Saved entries

● ● ●

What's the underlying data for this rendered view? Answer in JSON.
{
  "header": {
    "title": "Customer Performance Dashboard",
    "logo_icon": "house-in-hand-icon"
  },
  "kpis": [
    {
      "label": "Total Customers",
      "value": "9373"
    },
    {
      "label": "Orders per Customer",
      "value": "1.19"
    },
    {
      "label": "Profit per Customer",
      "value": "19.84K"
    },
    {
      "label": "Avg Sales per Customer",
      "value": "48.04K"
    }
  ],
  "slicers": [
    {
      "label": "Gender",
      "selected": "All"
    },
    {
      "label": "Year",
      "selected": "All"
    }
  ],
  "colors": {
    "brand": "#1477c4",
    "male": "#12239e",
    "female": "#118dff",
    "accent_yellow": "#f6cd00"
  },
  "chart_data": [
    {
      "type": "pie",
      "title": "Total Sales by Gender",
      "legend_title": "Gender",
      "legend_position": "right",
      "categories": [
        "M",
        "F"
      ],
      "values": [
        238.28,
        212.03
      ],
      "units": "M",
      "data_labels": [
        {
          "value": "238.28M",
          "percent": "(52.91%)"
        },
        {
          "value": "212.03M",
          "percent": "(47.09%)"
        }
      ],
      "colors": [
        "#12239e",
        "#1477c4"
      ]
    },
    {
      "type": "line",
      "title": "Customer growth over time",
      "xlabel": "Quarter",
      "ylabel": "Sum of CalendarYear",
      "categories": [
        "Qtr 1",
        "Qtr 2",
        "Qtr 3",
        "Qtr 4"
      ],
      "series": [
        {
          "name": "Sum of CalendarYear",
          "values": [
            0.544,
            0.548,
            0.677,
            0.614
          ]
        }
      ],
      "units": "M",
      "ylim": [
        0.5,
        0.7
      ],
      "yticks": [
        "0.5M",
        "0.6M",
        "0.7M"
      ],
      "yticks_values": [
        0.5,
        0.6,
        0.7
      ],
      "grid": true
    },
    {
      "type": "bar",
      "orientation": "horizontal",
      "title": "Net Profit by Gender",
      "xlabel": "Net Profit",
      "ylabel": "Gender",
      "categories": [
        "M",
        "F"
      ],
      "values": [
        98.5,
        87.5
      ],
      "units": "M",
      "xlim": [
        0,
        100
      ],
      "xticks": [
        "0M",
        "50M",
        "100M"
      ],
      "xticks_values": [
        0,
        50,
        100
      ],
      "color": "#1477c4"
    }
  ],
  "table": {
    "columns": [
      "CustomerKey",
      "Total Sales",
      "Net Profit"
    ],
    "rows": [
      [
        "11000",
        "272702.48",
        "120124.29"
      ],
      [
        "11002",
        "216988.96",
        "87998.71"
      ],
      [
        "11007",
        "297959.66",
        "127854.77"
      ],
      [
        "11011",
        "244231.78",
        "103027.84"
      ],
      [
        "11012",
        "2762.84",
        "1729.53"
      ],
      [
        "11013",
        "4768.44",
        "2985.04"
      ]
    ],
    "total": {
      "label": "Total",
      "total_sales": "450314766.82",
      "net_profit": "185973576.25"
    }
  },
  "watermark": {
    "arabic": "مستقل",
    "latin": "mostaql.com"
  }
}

● ● ●

> _Problem to solve_
Set down every line of the listing above again, exactly as given.

> _Expected answer_
What's the underlying data for this rendered view? Answer in JSON.
{
  "header": {
    "title": "Customer Performance Dashboard",
    "logo_icon": "house-in-hand-icon"
  },
  "kpis": [
    {
      "label": "Total Customers",
      "value": "9373"
    },
    {
      "label": "Orders per Customer",
      "value": "1.19"
    },
    {
      "label": "Profit per Customer",
      "value": "19.84K"
    },
    {
      "label": "Avg Sales per Customer",
      "value": "48.04K"
    }
  ],
  "slicers": [
    {
      "label": "Gender",
      "selected": "All"
    },
    {
      "label": "Year",
      "selected": "All"
    }
  ],
  "colors": {
    "brand": "#1477c4",
    "male": "#12239e",
    "female": "#118dff",
    "accent_yellow": "#f6cd00"
  },
  "chart_data": [
    {
      "type": "pie",
      "title": "Total Sales by Gender",
      "legend_title": "Gender",
      "legend_position": "right",
      "categories": [
        "M",
        "F"
      ],
      "values": [
        238.28,
        212.03
      ],
      "units": "M",
      "data_labels": [
        {
          "value": "238.28M",
          "percent": "(52.91%)"
        },
        {
          "value": "212.03M",
          "percent": "(47.09%)"
        }
      ],
      "colors": [
        "#12239e",
        "#1477c4"
      ]
    },
    {
      "type": "line",
      "title": "Customer growth over time",
      "xlabel": "Quarter",
      "ylabel": "Sum of CalendarYear",
      "categories": [
        "Qtr 1",
        "Qtr 2",
        "Qtr 3",
        "Qtr 4"
      ],
      "series": [
        {
          "name": "Sum of CalendarYear",
          "values": [
            0.544,
            0.548,
            0.677,
            0.614
          ]
        }
      ],
      "units": "M",
      "ylim": [
        0.5,
        0.7
      ],
      "yticks": [
        "0.5M",
        "0.6M",
        "0.7M"
      ],
      "yticks_values": [
        0.5,
        0.6,
        0.7
      ],
      "grid": true
    },
    {
      "type": "bar",
      "orientation": "horizontal",
      "title": "Net Profit by Gender",
      "xlabel": "Net Profit",
      "ylabel": "Gender",
      "categories": [
        "M",
        "F"
      ],
      "values": [
        98.5,
        87.5
      ],
      "units": "M",
      "xlim": [
        0,
        100
      ],
      "xticks": [
        "0M",
        "50M",
        "100M"
      ],
      "xticks_values": [
        0,
        50,
        100
      ],
      "color": "#1477c4"
    }
  ],
  "table": {
    "columns": [
      "CustomerKey",
      "Total Sales",
      "Net Profit"
    ],
    "rows": [
      [
        "11000",
        "272702.48",
        "120124.29"
      ],
      [
        "11002",
        "216988.96",
        "87998.71"
      ],
      [
        "11007",
        "297959.66",
        "127854.77"
      ],
      [
        "11011",
        "244231.78",
        "103027.84"
      ],
      [
        "11012",
        "2762.84",
        "1729.53"
      ],
      [
        "11013",
        "4768.44",
        "2985.04"
      ]
    ],
    "total": {
      "label": "Total",
      "total_sales": "450314766.82",
      "net_profit": "185973576.25"
    }
  },
  "watermark": {
    "arabic": "مستقل",
    "latin": "mostaql.com"
  }
}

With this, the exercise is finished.